» Directions for this task: Revise the rows from the line with "example-en: 8. What" up to and including the line with "vocab-num: [50, 318, 72, 339]", replacing "vocab-row" with "vocab-entry" and keeping everything else unchanged.

☆ ☆ ☆ ☆ ☆ ☆ ☆

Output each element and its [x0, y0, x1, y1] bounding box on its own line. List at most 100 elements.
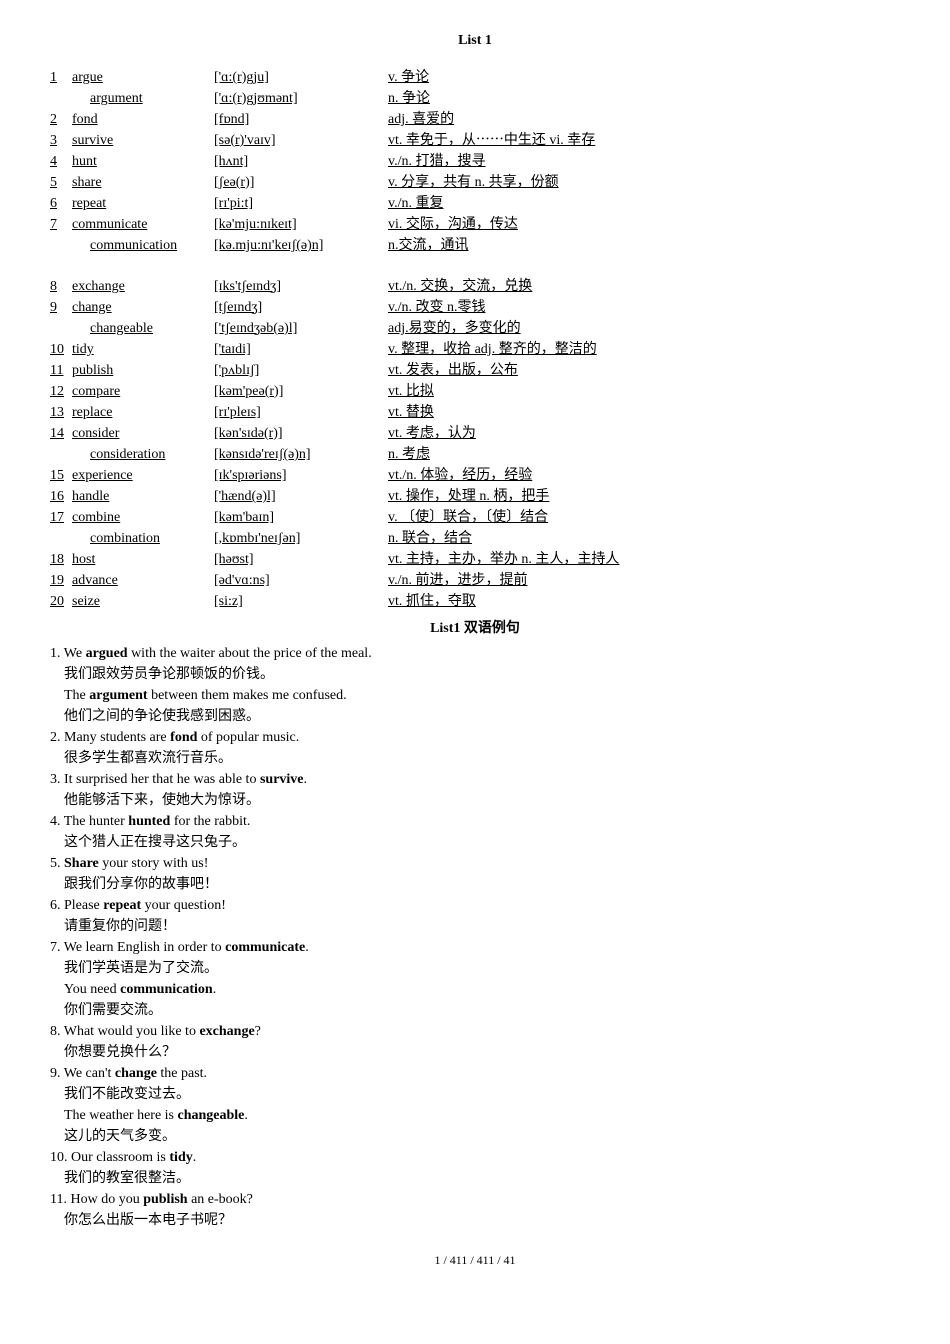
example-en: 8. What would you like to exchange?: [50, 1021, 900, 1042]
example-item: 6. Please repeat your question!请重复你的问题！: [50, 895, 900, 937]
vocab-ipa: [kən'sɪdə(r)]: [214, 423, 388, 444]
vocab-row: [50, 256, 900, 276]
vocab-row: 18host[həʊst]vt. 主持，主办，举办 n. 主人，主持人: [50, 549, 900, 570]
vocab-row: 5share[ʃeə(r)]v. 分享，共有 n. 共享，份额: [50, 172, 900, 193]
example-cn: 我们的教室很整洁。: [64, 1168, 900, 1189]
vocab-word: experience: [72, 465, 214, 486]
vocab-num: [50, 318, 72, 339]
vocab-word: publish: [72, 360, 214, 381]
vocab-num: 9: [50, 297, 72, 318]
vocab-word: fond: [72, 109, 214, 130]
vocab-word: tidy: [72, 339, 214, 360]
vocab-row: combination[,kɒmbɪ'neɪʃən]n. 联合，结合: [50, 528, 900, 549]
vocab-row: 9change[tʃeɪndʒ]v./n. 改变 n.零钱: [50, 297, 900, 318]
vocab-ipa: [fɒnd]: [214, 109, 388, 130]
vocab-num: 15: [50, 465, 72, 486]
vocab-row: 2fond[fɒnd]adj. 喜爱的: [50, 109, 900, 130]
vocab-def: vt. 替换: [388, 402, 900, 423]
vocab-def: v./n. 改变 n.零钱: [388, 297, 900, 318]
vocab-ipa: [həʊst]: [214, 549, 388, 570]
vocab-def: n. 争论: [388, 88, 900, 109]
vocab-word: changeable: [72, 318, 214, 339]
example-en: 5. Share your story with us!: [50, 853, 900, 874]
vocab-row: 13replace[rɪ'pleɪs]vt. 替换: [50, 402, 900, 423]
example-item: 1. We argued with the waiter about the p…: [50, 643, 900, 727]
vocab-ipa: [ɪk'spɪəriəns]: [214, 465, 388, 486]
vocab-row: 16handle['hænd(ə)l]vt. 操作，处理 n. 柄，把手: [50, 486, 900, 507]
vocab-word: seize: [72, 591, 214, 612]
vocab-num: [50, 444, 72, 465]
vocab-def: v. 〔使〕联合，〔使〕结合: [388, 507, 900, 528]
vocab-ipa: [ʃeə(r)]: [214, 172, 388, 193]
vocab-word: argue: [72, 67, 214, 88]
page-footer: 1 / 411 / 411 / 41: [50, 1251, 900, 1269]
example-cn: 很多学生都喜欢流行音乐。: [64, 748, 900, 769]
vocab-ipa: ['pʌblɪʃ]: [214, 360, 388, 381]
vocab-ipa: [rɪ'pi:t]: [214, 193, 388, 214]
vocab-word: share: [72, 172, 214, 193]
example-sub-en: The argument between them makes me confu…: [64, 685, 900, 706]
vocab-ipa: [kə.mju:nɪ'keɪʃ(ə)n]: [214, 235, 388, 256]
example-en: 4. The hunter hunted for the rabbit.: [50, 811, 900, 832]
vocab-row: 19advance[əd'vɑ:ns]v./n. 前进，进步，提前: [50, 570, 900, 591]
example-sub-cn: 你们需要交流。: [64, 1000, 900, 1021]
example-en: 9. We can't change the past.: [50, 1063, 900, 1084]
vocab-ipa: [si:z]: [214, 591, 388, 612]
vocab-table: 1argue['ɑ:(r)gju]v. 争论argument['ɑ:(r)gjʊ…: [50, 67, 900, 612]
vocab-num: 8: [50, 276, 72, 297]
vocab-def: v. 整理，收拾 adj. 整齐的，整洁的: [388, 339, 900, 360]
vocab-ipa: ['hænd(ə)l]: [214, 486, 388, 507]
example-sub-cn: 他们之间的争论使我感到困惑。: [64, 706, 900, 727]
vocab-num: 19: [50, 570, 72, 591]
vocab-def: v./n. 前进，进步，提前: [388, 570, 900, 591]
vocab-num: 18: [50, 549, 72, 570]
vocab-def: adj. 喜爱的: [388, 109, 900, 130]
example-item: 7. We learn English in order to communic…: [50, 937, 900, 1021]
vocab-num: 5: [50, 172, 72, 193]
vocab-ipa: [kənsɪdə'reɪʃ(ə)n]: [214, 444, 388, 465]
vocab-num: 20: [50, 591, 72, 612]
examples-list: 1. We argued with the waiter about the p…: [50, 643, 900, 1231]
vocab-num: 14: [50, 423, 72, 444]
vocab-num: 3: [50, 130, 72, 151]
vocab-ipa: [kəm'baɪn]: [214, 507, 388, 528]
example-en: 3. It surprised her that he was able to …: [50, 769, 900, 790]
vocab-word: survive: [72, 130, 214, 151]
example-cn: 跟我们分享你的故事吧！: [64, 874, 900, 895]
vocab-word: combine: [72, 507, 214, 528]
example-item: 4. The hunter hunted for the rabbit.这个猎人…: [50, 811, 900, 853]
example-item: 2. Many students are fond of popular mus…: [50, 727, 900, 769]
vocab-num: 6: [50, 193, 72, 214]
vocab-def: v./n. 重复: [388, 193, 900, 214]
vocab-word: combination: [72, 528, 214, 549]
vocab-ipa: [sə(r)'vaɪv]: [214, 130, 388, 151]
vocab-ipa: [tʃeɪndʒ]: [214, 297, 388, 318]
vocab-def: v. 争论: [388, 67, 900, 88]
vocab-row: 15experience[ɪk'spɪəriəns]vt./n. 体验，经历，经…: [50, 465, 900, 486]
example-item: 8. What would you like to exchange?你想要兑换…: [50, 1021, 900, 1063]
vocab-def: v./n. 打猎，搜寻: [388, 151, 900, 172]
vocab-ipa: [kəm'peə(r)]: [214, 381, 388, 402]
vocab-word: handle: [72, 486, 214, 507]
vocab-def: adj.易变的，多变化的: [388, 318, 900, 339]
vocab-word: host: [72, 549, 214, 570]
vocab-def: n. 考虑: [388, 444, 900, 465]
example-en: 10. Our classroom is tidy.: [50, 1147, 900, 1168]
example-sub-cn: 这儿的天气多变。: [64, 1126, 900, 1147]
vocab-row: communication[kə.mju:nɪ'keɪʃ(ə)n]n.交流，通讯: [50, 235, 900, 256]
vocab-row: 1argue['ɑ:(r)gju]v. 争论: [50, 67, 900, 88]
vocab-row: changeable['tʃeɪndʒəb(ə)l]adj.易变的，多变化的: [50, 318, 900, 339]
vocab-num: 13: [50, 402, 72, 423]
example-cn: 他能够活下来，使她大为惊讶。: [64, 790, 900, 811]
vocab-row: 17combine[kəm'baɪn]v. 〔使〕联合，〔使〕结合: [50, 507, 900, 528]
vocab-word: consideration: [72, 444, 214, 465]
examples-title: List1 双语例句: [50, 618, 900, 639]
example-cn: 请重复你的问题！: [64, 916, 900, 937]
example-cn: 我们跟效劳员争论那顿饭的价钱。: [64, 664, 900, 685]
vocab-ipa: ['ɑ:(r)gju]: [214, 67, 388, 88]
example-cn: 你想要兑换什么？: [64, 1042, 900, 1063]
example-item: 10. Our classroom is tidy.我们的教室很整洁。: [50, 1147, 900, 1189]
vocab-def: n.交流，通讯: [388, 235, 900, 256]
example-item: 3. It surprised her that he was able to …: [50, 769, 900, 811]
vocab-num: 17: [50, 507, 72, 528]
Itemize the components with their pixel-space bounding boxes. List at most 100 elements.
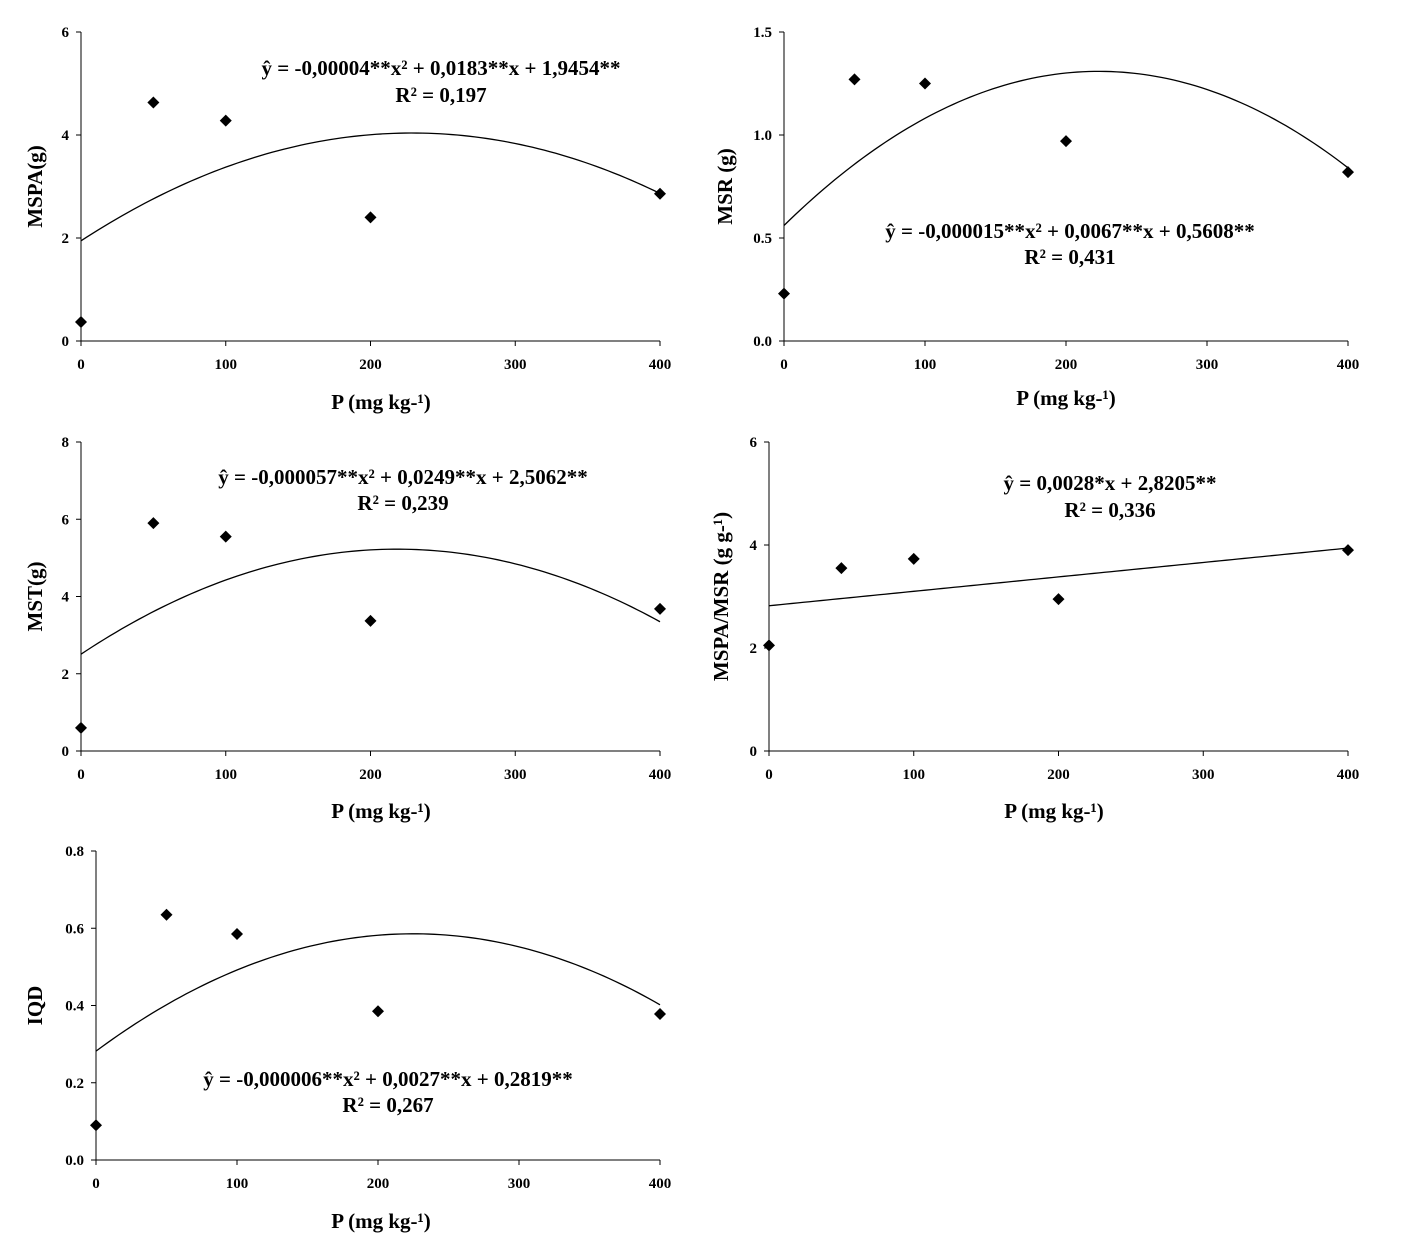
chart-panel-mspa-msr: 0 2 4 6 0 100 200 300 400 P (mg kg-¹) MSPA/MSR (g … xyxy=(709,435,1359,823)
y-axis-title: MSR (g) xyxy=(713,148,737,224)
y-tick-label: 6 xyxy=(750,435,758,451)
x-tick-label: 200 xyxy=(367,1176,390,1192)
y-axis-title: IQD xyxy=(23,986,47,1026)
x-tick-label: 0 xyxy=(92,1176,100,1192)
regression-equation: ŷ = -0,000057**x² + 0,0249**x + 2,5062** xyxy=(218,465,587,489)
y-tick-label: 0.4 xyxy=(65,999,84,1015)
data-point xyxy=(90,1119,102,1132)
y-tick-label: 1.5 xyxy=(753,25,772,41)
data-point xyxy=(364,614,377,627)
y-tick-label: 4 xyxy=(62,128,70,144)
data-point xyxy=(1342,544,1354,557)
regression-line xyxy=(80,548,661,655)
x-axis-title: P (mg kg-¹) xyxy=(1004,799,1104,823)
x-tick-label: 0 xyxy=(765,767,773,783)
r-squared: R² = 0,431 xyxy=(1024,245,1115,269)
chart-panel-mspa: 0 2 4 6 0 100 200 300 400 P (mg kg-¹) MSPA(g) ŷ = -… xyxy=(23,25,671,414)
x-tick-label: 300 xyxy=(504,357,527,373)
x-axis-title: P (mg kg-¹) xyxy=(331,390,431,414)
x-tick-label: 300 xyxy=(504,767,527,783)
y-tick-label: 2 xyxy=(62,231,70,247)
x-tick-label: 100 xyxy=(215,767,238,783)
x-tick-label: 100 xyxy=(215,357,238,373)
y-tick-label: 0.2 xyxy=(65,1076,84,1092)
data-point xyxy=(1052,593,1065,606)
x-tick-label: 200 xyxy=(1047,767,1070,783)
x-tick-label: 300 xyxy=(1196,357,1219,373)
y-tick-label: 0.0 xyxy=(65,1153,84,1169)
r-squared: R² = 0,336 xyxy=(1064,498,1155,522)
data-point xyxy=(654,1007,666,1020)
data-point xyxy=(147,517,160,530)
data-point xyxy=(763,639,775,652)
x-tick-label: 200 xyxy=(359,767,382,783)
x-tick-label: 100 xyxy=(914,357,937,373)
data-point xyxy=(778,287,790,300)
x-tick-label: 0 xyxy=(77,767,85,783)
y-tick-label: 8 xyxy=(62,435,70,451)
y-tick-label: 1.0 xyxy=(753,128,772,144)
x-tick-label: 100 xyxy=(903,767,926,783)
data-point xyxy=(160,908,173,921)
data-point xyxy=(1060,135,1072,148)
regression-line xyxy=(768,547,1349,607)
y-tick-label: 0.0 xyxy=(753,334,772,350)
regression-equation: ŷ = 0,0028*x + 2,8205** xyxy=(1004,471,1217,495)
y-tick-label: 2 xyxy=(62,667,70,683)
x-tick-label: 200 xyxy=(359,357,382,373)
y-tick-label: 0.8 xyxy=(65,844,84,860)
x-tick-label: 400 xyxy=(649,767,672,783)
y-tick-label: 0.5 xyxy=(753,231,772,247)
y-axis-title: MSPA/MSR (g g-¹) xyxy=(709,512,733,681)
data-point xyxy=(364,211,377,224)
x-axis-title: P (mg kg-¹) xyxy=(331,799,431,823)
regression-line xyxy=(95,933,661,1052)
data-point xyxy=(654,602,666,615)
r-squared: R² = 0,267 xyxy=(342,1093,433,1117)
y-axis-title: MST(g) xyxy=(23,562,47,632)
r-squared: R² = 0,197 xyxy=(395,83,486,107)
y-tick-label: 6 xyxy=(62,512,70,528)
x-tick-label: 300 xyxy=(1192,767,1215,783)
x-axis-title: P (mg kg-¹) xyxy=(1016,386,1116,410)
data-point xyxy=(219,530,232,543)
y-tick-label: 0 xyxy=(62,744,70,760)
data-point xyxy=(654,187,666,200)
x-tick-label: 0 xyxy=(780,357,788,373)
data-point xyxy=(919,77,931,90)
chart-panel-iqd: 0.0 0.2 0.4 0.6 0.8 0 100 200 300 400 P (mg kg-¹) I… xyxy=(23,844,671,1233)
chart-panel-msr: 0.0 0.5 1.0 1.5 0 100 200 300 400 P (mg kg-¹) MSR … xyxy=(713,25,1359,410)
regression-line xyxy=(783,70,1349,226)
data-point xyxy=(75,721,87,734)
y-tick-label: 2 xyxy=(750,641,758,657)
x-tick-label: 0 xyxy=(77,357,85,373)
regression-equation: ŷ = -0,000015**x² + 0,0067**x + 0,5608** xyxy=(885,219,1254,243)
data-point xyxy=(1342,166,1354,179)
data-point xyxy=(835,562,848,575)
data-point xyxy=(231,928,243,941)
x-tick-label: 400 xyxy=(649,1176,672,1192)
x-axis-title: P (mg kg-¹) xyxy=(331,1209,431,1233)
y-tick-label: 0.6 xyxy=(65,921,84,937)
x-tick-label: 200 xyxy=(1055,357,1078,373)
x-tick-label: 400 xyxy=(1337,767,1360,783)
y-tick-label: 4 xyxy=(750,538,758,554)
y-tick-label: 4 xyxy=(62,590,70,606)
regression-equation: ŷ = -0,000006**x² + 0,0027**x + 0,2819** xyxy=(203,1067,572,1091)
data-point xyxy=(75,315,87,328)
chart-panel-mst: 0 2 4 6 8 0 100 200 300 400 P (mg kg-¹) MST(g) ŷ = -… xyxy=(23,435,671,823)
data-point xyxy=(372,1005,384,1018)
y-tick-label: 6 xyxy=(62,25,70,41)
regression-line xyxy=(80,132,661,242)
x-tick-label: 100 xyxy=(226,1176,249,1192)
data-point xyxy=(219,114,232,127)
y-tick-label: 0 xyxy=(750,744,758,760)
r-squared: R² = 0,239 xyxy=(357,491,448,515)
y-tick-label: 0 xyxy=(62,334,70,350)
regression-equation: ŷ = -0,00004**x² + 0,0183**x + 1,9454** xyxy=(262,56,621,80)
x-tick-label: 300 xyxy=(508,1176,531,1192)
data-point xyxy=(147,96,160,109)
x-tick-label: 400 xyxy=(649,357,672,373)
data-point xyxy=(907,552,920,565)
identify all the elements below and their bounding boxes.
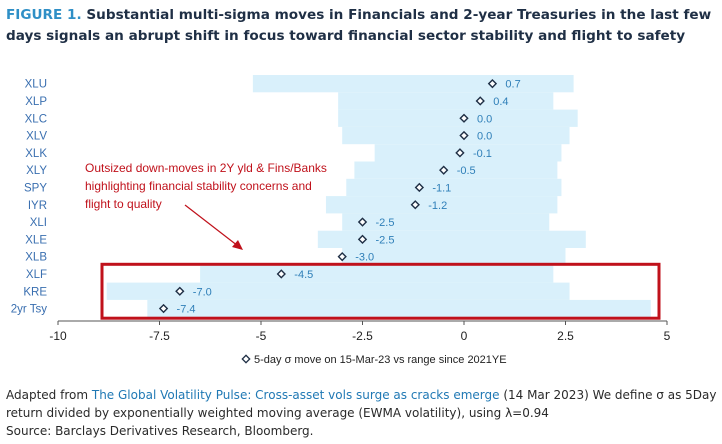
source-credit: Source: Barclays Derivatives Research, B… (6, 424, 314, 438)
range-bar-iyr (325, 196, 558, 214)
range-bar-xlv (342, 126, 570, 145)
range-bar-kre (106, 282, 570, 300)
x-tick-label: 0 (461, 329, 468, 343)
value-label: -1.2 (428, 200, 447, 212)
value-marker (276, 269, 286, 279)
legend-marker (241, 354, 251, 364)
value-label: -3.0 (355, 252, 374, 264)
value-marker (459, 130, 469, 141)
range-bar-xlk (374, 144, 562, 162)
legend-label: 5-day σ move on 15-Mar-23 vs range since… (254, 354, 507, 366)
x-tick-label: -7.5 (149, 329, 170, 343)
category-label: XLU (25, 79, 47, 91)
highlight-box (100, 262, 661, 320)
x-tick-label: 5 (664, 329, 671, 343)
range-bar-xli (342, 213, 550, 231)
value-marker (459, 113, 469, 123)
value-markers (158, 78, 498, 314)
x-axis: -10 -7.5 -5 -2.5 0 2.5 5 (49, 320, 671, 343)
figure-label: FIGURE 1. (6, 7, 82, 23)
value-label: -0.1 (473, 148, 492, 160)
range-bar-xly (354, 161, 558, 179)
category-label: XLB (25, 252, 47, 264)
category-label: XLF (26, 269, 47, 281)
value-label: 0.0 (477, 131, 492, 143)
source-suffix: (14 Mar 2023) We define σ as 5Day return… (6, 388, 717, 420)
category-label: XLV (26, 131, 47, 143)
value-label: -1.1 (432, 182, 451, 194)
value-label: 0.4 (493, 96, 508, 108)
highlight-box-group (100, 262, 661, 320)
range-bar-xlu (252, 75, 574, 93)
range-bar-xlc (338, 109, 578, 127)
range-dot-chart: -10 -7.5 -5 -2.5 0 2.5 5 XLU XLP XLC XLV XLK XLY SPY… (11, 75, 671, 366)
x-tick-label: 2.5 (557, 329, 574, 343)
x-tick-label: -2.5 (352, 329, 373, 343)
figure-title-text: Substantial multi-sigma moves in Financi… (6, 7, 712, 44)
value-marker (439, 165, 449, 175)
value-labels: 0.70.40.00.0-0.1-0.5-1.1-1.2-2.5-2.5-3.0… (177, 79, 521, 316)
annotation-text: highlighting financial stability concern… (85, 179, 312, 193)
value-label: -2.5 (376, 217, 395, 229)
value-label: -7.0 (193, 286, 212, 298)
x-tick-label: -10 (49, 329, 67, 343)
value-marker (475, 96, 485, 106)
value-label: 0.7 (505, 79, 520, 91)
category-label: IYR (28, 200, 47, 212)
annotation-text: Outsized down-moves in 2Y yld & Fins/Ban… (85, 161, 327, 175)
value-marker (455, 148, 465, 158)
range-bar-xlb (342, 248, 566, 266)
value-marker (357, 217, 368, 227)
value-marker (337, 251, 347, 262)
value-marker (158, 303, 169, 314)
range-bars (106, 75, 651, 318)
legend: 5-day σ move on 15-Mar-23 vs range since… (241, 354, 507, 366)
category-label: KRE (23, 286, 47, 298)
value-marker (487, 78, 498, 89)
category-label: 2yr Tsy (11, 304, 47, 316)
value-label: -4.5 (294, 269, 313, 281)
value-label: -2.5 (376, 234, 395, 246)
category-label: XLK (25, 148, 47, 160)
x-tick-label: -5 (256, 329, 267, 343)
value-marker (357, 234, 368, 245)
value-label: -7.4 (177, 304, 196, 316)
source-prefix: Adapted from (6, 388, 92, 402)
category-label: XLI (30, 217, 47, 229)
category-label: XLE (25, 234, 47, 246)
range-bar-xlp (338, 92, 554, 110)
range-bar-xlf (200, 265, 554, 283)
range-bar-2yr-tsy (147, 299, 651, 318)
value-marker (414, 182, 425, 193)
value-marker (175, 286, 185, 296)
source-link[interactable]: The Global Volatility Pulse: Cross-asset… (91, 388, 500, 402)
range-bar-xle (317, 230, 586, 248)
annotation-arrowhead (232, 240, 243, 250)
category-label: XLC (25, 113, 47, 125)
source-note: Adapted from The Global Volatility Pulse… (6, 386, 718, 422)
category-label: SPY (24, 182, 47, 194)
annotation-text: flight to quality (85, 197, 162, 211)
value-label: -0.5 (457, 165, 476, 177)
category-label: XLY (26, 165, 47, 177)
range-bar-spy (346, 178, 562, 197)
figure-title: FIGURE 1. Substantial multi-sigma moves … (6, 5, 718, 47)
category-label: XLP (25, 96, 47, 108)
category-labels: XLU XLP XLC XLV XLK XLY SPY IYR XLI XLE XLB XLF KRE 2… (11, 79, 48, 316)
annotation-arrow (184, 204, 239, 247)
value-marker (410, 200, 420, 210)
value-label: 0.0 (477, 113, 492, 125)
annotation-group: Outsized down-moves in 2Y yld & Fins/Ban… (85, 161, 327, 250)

☆ ☆ ☆ ☆ ☆ ☆ ☆

» Task output:
example-en: 8. What would you like to exchange?: [50, 1021, 900, 1042]
example-item: 6. Please repeat your question!请重复你的问题！: [50, 895, 900, 937]
vocab-ipa: [kən'sɪdə(r)]: [214, 423, 388, 444]
vocab-entry: [50, 256, 900, 276]
vocab-entry: 18host[həʊst]vt. 主持，主办，举办 n. 主人，主持人: [50, 549, 900, 570]
vocab-entry: 5share[ʃeə(r)]v. 分享，共有 n. 共享，份额: [50, 172, 900, 193]
example-cn: 我们的教室很整洁。: [64, 1168, 900, 1189]
vocab-word: experience: [72, 465, 214, 486]
vocab-num: [50, 318, 72, 339]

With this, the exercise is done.